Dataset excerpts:
★ ★ ★

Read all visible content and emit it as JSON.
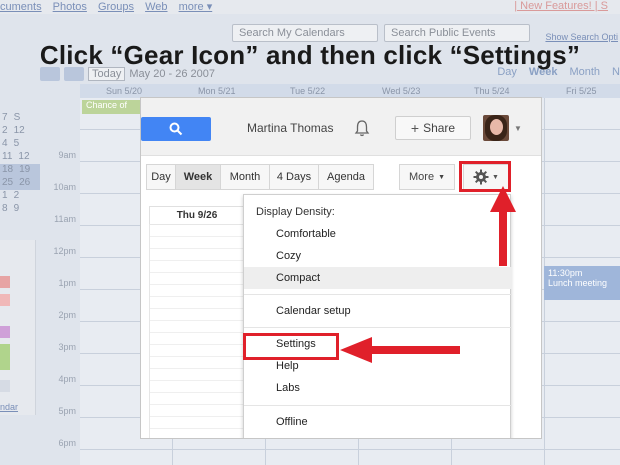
{
  "background": {
    "top_links": [
      "cuments",
      "Photos",
      "Groups",
      "Web",
      "more ▾"
    ],
    "top_right": "| New Features! | S",
    "search_my": "Search My Calendars",
    "search_public": "Search Public Events",
    "show_search": "Show Search Opti",
    "today": "Today",
    "date_range": "May 20 - 26 2007",
    "views": [
      "Day",
      "Week",
      "Month",
      "N"
    ],
    "days": [
      "Sun 5/20",
      "Mon 5/21",
      "Tue 5/22",
      "Wed 5/23",
      "Thu 5/24",
      "Fri 5/25"
    ],
    "times": [
      "9am",
      "10am",
      "11am",
      "12pm",
      "1pm",
      "2pm",
      "3pm",
      "4pm",
      "5pm",
      "6pm"
    ],
    "mini_rows": [
      [
        "7",
        "S"
      ],
      [
        "2",
        "12"
      ],
      [
        "4",
        "5"
      ],
      [
        "11",
        "12"
      ],
      [
        "18",
        "19"
      ],
      [
        "25",
        "26"
      ],
      [
        "1",
        "2"
      ],
      [
        "8",
        "9"
      ]
    ],
    "chance": "Chance of",
    "lunch_time": "11:30pm",
    "lunch_title": "Lunch meeting",
    "sidebar_link": "ndar",
    "swatch_colors": [
      "#e7a4a4",
      "#f0b8b8",
      "#cfa0d8",
      "#b0d48c",
      "#d6dbe4"
    ]
  },
  "title": "Click “Gear Icon” and then click “Settings”",
  "panel": {
    "user_name": "Martina Thomas",
    "share_label": "Share",
    "views": [
      "Day",
      "Week",
      "Month",
      "4 Days",
      "Agenda"
    ],
    "active_view": "Week",
    "more_label": "More",
    "day_header": "Thu 9/26",
    "menu": {
      "density_header": "Display Density:",
      "items": [
        "Comfortable",
        "Cozy",
        "Compact",
        "Calendar setup",
        "Settings",
        "Help",
        "Labs",
        "Offline"
      ],
      "selected": "Compact"
    }
  },
  "colors": {
    "highlight": "#e0202a",
    "search_blue": "#4285f4"
  }
}
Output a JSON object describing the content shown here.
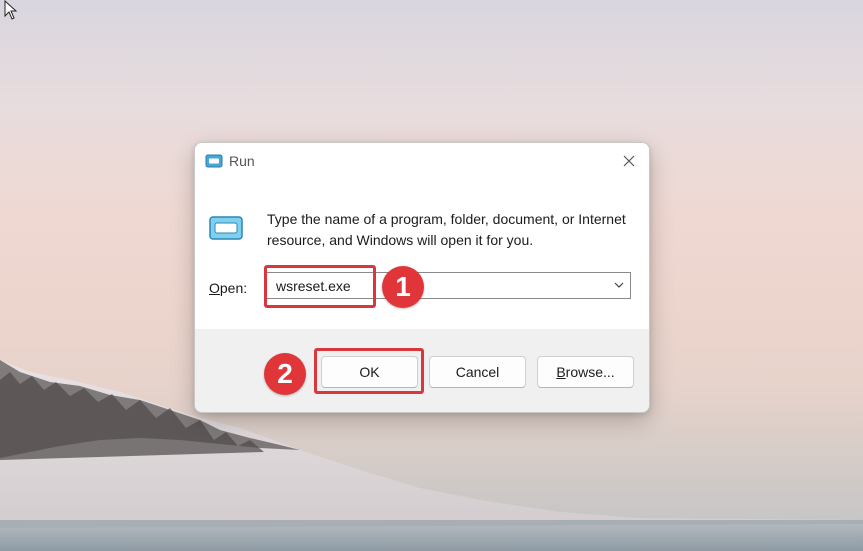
{
  "dialog": {
    "title": "Run",
    "close_icon": "close-icon",
    "app_icon": "run-icon",
    "description": "Type the name of a program, folder, document, or Internet resource, and Windows will open it for you.",
    "open_label_accel": "O",
    "open_label_rest": "pen:",
    "open_value": "wsreset.exe",
    "buttons": {
      "ok": "OK",
      "cancel": "Cancel",
      "browse_accel": "B",
      "browse_rest": "rowse..."
    }
  },
  "annotations": {
    "step1": "1",
    "step2": "2",
    "highlight_color": "#d8373c"
  },
  "colors": {
    "badge": "#e0363a"
  }
}
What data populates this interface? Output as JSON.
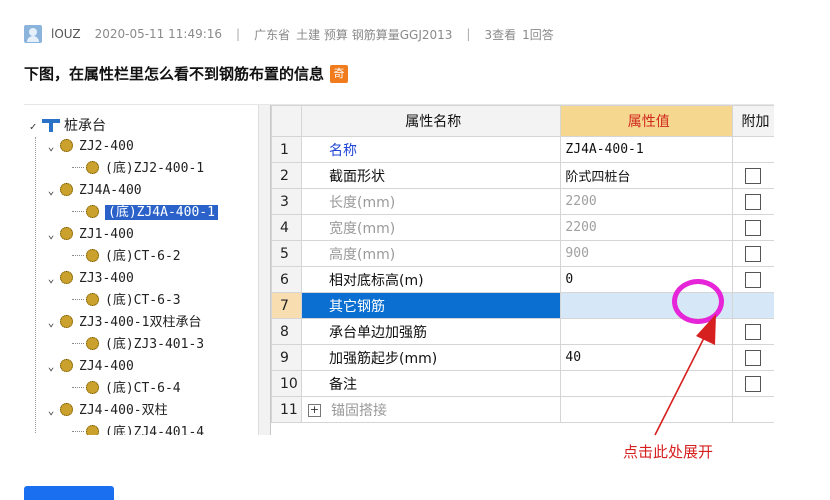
{
  "post": {
    "username": "lOUZ",
    "datetime": "2020-05-11 11:49:16",
    "separator": "|",
    "location": "广东省",
    "tags": "土建 预算 钢筋算量GGJ2013",
    "views": "3查看",
    "answers": "1回答",
    "title": "下图，在属性栏里怎么看不到钢筋布置的信息",
    "badge": "奇"
  },
  "tree": {
    "root": "桩承台",
    "items": [
      {
        "label": "ZJ2-400",
        "type": "group"
      },
      {
        "label": "(底)ZJ2-400-1",
        "type": "leaf"
      },
      {
        "label": "ZJ4A-400",
        "type": "group"
      },
      {
        "label": "(底)ZJ4A-400-1",
        "type": "leaf",
        "selected": true
      },
      {
        "label": "ZJ1-400",
        "type": "group"
      },
      {
        "label": "(底)CT-6-2",
        "type": "leaf"
      },
      {
        "label": "ZJ3-400",
        "type": "group"
      },
      {
        "label": "(底)CT-6-3",
        "type": "leaf"
      },
      {
        "label": "ZJ3-400-1双柱承台",
        "type": "group"
      },
      {
        "label": "(底)ZJ3-401-3",
        "type": "leaf"
      },
      {
        "label": "ZJ4-400",
        "type": "group"
      },
      {
        "label": "(底)CT-6-4",
        "type": "leaf"
      },
      {
        "label": "ZJ4-400-双柱",
        "type": "group"
      },
      {
        "label": "(底)ZJ4-401-4",
        "type": "leaf"
      }
    ]
  },
  "grid": {
    "headers": {
      "name": "属性名称",
      "value": "属性值",
      "extra": "附加"
    },
    "rows": [
      {
        "num": "1",
        "name": "名称",
        "value": "ZJ4A-400-1",
        "style": "link",
        "checkbox": false
      },
      {
        "num": "2",
        "name": "截面形状",
        "value": "阶式四桩台",
        "style": "normal",
        "checkbox": true
      },
      {
        "num": "3",
        "name": "长度(mm)",
        "value": "2200",
        "style": "gray",
        "checkbox": true
      },
      {
        "num": "4",
        "name": "宽度(mm)",
        "value": "2200",
        "style": "gray",
        "checkbox": true
      },
      {
        "num": "5",
        "name": "高度(mm)",
        "value": "900",
        "style": "gray",
        "checkbox": true
      },
      {
        "num": "6",
        "name": "相对底标高(m)",
        "value": "0",
        "style": "normal",
        "checkbox": true
      },
      {
        "num": "7",
        "name": "其它钢筋",
        "value": "",
        "style": "selected",
        "checkbox": false
      },
      {
        "num": "8",
        "name": "承台单边加强筋",
        "value": "",
        "style": "normal",
        "checkbox": true
      },
      {
        "num": "9",
        "name": "加强筋起步(mm)",
        "value": "40",
        "style": "normal",
        "checkbox": true
      },
      {
        "num": "10",
        "name": "备注",
        "value": "",
        "style": "normal",
        "checkbox": true
      },
      {
        "num": "11",
        "name": "锚固搭接",
        "value": "",
        "style": "expand",
        "expand_symbol": "+",
        "checkbox": false
      }
    ]
  },
  "annotation": {
    "text": "点击此处展开",
    "color": "#d61f1f",
    "circle_color": "#e625d8"
  },
  "colors": {
    "selection_blue": "#0a6fd0",
    "header_value_bg": "#f6d78f",
    "header_value_text": "#d0281f",
    "tag_orange": "#f07c1e"
  }
}
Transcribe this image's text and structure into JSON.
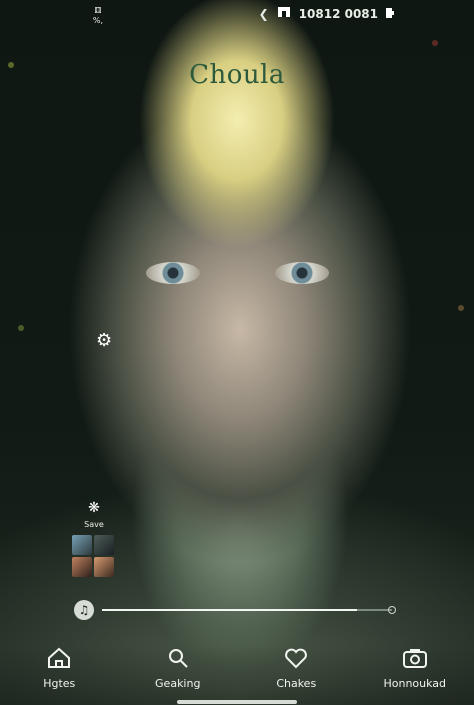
{
  "status_bar": {
    "left_top": "⚅",
    "left_bottom": "%,",
    "right_text": "10812 0081"
  },
  "app": {
    "title": "Choula"
  },
  "side_actions": {
    "settings_icon": "settings-icon",
    "save_label": "Save"
  },
  "playback": {
    "progress": 0.88
  },
  "nav": [
    {
      "label": "Hgtes",
      "icon": "home-icon"
    },
    {
      "label": "Geaking",
      "icon": "search-icon"
    },
    {
      "label": "Chakes",
      "icon": "heart-icon"
    },
    {
      "label": "Honnoukad",
      "icon": "camera-icon"
    }
  ],
  "colors": {
    "title": "#2d5a3c",
    "accent": "#f2f5f1"
  }
}
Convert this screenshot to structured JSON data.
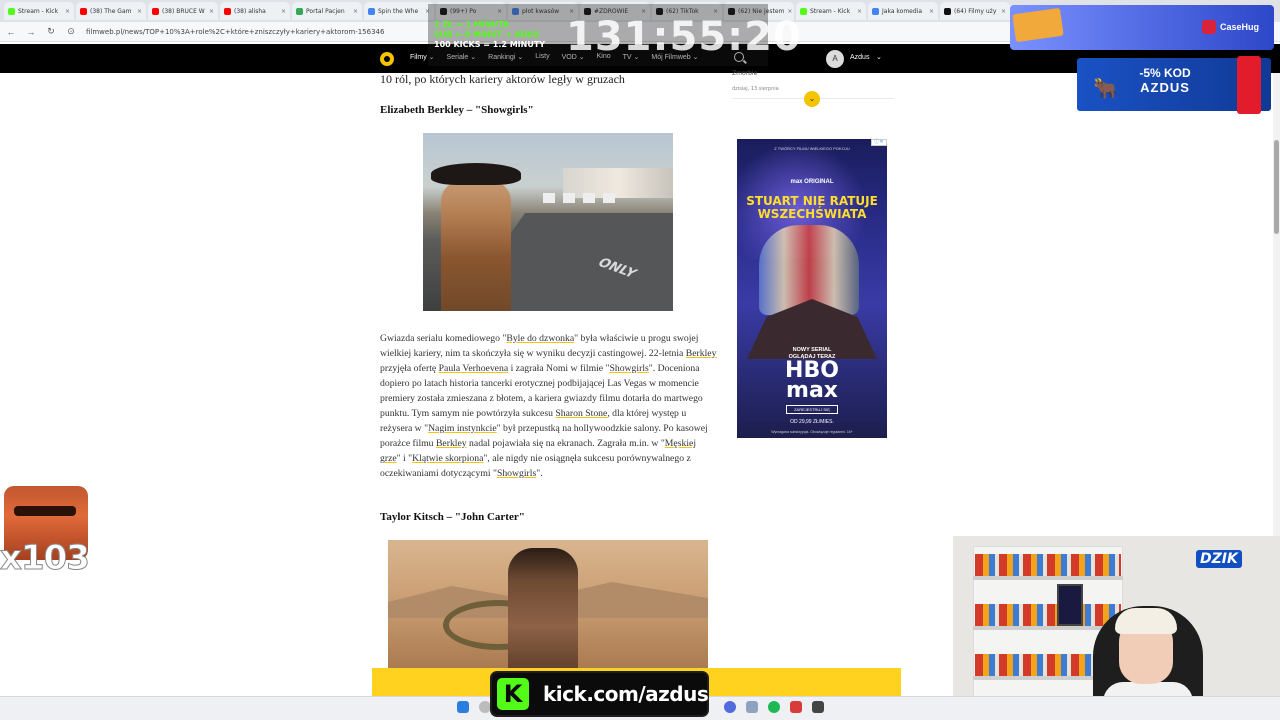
{
  "browser": {
    "tabs": [
      {
        "label": "Stream - Kick",
        "color": "#53fc18"
      },
      {
        "label": "(38) The Gam",
        "color": "#ff0000"
      },
      {
        "label": "(38) BRUCE W",
        "color": "#ff0000"
      },
      {
        "label": "(38) alisha",
        "color": "#ff0000"
      },
      {
        "label": "Portal Pacjen",
        "color": "#35a853"
      },
      {
        "label": "Spin the Whe",
        "color": "#4285f4"
      },
      {
        "label": "(99+) Po",
        "color": "#111111"
      },
      {
        "label": "plot kwasów",
        "color": "#4285f4"
      },
      {
        "label": "#ZDROWIE",
        "color": "#111111"
      },
      {
        "label": "(62) TikTok",
        "color": "#111111"
      },
      {
        "label": "(62) Nie jestem",
        "color": "#111111"
      },
      {
        "label": "Stream - Kick",
        "color": "#53fc18"
      },
      {
        "label": "Jaka komedia",
        "color": "#4285f4"
      },
      {
        "label": "(64) Filmy uży",
        "color": "#111111"
      }
    ],
    "url": "filmweb.pl/news/TOP+10%3A+role%2C+które+zniszczyły+kariery+aktorom-156346"
  },
  "site": {
    "nav": [
      "Filmy",
      "Seriale",
      "Rankingi",
      "Listy",
      "VOD",
      "Kino",
      "TV",
      "Mój Filmweb"
    ],
    "user_initial": "A",
    "username": "Azdus"
  },
  "overlay": {
    "donations": [
      "2 ZŁ = 1 MINUTA",
      "SUB = 8 MINUT + KOŁO",
      "100 KICKS = 1.2 MINUTY"
    ],
    "timer": "131:55:20",
    "casehug": "CaseHug",
    "dzik_discount": "-5% KOD",
    "dzik_code": "AZDUS",
    "emote_count": "x103",
    "dzik_logo": "DZIK",
    "kick_url": "kick.com/azdus",
    "kick_k": "K"
  },
  "article": {
    "prev_title": "10 ról, po których kariery aktorów legły w gruzach",
    "heading1": "Elizabeth Berkley – \"Showgirls\"",
    "paragraph_segments": [
      {
        "t": "Gwiazda serialu komediowego \"",
        "link": false
      },
      {
        "t": "Byle do dzwonka",
        "link": true
      },
      {
        "t": "\" była właściwie u progu swojej wielkiej kariery, nim ta skończyła się w wyniku decyzji castingowej. 22-letnia ",
        "link": false
      },
      {
        "t": "Berkley",
        "link": true
      },
      {
        "t": " przyjęła ofertę ",
        "link": false
      },
      {
        "t": "Paula Verhoevena",
        "link": true
      },
      {
        "t": " i zagrała Nomi w filmie \"",
        "link": false
      },
      {
        "t": "Showgirls",
        "link": true
      },
      {
        "t": "\". Doceniona dopiero po latach historia tancerki erotycznej podbijającej Las Vegas w momencie premiery została zmieszana z błotem, a kariera gwiazdy filmu dotarła do martwego punktu. Tym samym nie powtórzyła sukcesu ",
        "link": false
      },
      {
        "t": "Sharon Stone",
        "link": true
      },
      {
        "t": ", dla której występ u reżysera w \"",
        "link": false
      },
      {
        "t": "Nagim instynkcie",
        "link": true
      },
      {
        "t": "\" był przepustką na hollywoodzkie salony. Po kasowej porażce filmu ",
        "link": false
      },
      {
        "t": "Berkley",
        "link": true
      },
      {
        "t": " nadal pojawiała się na ekranach. Zagrała m.in. w \"",
        "link": false
      },
      {
        "t": "Męskiej grze",
        "link": true
      },
      {
        "t": "\" i \"",
        "link": false
      },
      {
        "t": "Klątwie skorpiona",
        "link": true
      },
      {
        "t": "\", ale nigdy nie osiągnęła sukcesu porównywalnego z oczekiwaniami dotyczącymi \"",
        "link": false
      },
      {
        "t": "Showgirls",
        "link": true
      },
      {
        "t": "\".",
        "link": false
      }
    ],
    "heading2": "Taylor Kitsch – \"John Carter\"",
    "photo1_road_text": "ONLY"
  },
  "sidebar": {
    "item_title": "Zmorbie",
    "item_date": "dzisiaj, 13 sierpnia",
    "ad": {
      "tag": "Z TWÓRCY FILMU WIELKIEGO POKOJU",
      "brand": "max ORIGINAL",
      "title_line1": "STUART NIE RATUJE",
      "title_line2": "WSZECHŚWIATA",
      "subtitle_line1": "NOWY SERIAL",
      "subtitle_line2": "OGLĄDAJ TERAZ",
      "logo_line1": "HBO",
      "logo_line2": "max",
      "button": "ZAREJESTRUJ SIĘ",
      "price": "OD 29,99 ZŁ/MIES.",
      "footer": "Wymagana subskrypcja. Obowiązuje regulamin. 16+"
    }
  }
}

★ ★ ★

Above is a listing; report how many of its lines include the word "kariery", giving the number only.

REPLY TO THE EXERCISE | 3